SET TASK => Please rename every "side-pane" in the records below to "side-panel", and leave everything else as it is.

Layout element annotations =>
_ _ _ _

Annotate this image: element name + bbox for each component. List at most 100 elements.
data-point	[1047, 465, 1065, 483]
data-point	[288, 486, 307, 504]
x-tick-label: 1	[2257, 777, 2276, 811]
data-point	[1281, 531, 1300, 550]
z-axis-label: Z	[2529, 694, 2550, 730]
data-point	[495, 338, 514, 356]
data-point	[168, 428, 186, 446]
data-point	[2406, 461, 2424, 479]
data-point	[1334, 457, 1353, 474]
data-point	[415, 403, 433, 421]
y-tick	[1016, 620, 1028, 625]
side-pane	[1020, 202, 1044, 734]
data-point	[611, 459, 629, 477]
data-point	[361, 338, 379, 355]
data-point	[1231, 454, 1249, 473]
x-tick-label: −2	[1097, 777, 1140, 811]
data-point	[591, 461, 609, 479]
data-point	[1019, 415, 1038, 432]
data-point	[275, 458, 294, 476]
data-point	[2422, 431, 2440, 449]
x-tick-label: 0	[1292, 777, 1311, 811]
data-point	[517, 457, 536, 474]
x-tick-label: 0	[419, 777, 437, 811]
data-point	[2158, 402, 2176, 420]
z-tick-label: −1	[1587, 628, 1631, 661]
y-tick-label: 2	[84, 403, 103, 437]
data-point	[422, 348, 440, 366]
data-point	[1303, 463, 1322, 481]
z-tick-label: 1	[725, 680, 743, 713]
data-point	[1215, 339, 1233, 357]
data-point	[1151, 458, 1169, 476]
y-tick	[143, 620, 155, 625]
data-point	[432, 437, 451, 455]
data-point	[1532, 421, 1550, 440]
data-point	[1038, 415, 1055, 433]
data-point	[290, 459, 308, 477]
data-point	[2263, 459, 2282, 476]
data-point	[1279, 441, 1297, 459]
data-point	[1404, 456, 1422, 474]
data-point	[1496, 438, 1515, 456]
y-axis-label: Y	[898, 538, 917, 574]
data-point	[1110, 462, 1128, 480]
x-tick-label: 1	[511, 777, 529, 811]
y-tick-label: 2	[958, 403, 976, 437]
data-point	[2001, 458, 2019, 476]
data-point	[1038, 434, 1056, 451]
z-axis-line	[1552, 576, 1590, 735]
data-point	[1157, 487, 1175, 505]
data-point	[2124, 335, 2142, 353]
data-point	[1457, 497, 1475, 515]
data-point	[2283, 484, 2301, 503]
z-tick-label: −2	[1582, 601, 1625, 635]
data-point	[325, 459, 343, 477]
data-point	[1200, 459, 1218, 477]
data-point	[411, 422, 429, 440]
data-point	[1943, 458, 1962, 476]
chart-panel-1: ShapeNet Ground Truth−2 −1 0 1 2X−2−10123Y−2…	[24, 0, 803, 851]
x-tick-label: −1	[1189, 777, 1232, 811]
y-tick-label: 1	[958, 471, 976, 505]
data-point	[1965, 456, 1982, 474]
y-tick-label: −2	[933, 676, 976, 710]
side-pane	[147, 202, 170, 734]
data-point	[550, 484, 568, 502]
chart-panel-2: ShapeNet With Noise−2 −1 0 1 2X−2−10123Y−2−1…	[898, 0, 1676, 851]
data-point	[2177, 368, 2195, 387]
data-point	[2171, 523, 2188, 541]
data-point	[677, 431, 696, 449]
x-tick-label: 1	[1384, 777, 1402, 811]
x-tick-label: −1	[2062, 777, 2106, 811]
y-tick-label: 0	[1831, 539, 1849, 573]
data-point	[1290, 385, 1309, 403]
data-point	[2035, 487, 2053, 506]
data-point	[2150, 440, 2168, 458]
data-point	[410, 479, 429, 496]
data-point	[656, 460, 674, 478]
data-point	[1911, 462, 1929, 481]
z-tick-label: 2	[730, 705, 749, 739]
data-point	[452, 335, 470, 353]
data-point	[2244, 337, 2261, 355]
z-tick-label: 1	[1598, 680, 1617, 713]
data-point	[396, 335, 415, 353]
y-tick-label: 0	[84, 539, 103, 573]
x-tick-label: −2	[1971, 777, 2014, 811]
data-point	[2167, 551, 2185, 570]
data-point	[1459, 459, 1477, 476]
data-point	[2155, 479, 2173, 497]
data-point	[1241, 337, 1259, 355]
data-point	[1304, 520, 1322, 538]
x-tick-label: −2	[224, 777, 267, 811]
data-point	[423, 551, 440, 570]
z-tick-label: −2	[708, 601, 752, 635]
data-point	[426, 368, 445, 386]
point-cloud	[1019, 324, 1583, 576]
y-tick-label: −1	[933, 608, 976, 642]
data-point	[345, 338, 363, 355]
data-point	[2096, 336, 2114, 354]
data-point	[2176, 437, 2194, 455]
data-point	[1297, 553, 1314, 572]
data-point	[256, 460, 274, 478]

_ _ _ _

EXERCISE RESULT =>
Annotate this image: element name + bbox for each component. List at most 100 elements.
data-point	[1047, 465, 1065, 483]
data-point	[288, 486, 307, 504]
x-tick-label: 1	[2257, 777, 2276, 811]
data-point	[1281, 531, 1300, 550]
z-axis-label: Z	[2529, 694, 2550, 730]
data-point	[495, 338, 514, 356]
data-point	[168, 428, 186, 446]
data-point	[2406, 461, 2424, 479]
data-point	[1334, 457, 1353, 474]
data-point	[415, 403, 433, 421]
y-tick	[1016, 620, 1028, 625]
side-panel	[1020, 202, 1044, 734]
data-point	[611, 459, 629, 477]
data-point	[361, 338, 379, 355]
data-point	[1231, 454, 1249, 473]
x-tick-label: −2	[1097, 777, 1140, 811]
data-point	[591, 461, 609, 479]
data-point	[1019, 415, 1038, 432]
data-point	[275, 458, 294, 476]
data-point	[2422, 431, 2440, 449]
x-tick-label: 0	[1292, 777, 1311, 811]
data-point	[517, 457, 536, 474]
x-tick-label: 0	[419, 777, 437, 811]
data-point	[2158, 402, 2176, 420]
z-tick-label: −1	[1587, 628, 1631, 661]
y-tick-label: 2	[84, 403, 103, 437]
data-point	[422, 348, 440, 366]
data-point	[1303, 463, 1322, 481]
z-tick-label: 1	[725, 680, 743, 713]
data-point	[1215, 339, 1233, 357]
data-point	[1151, 458, 1169, 476]
y-tick	[143, 620, 155, 625]
data-point	[432, 437, 451, 455]
data-point	[1532, 421, 1550, 440]
data-point	[1038, 415, 1055, 433]
data-point	[290, 459, 308, 477]
data-point	[2263, 459, 2282, 476]
data-point	[1279, 441, 1297, 459]
data-point	[1404, 456, 1422, 474]
data-point	[1496, 438, 1515, 456]
y-axis-label: Y	[898, 538, 917, 574]
data-point	[1110, 462, 1128, 480]
x-tick-label: 1	[511, 777, 529, 811]
y-tick-label: 2	[958, 403, 976, 437]
data-point	[2001, 458, 2019, 476]
data-point	[1038, 434, 1056, 451]
z-axis-line	[1552, 576, 1590, 735]
data-point	[1157, 487, 1175, 505]
data-point	[2124, 335, 2142, 353]
data-point	[1457, 497, 1475, 515]
data-point	[2283, 484, 2301, 503]
z-tick-label: −2	[1582, 601, 1625, 635]
data-point	[325, 459, 343, 477]
data-point	[1200, 459, 1218, 477]
data-point	[411, 422, 429, 440]
data-point	[1943, 458, 1962, 476]
chart-panel-1: ShapeNet Ground Truth−2 −1 0 1 2X−2−10123Y−2…	[24, 0, 803, 851]
x-tick-label: −1	[1189, 777, 1232, 811]
y-tick-label: 1	[958, 471, 976, 505]
data-point	[1965, 456, 1982, 474]
y-tick-label: −2	[933, 676, 976, 710]
side-panel	[147, 202, 170, 734]
data-point	[550, 484, 568, 502]
chart-panel-2: ShapeNet With Noise−2 −1 0 1 2X−2−10123Y−2−1…	[898, 0, 1676, 851]
data-point	[2177, 368, 2195, 387]
data-point	[2171, 523, 2188, 541]
data-point	[677, 431, 696, 449]
x-tick-label: 1	[1384, 777, 1402, 811]
x-tick-label: −1	[2062, 777, 2106, 811]
y-tick-label: 0	[1831, 539, 1849, 573]
data-point	[1290, 385, 1309, 403]
data-point	[2035, 487, 2053, 506]
data-point	[2150, 440, 2168, 458]
data-point	[410, 479, 429, 496]
data-point	[656, 460, 674, 478]
data-point	[1911, 462, 1929, 481]
z-tick-label: 2	[730, 705, 749, 739]
data-point	[452, 335, 470, 353]
data-point	[2244, 337, 2261, 355]
z-tick-label: 1	[1598, 680, 1617, 713]
data-point	[396, 335, 415, 353]
y-tick-label: 0	[84, 539, 103, 573]
x-tick-label: −2	[1971, 777, 2014, 811]
data-point	[2167, 551, 2185, 570]
data-point	[1459, 459, 1477, 476]
data-point	[2155, 479, 2173, 497]
data-point	[1241, 337, 1259, 355]
data-point	[1304, 520, 1322, 538]
x-tick-label: −2	[224, 777, 267, 811]
data-point	[423, 551, 440, 570]
z-tick-label: −2	[708, 601, 752, 635]
data-point	[426, 368, 445, 386]
point-cloud	[1019, 324, 1583, 576]
y-tick-label: −1	[933, 608, 976, 642]
data-point	[345, 338, 363, 355]
data-point	[2096, 336, 2114, 354]
data-point	[2176, 437, 2194, 455]
data-point	[1297, 553, 1314, 572]
data-point	[256, 460, 274, 478]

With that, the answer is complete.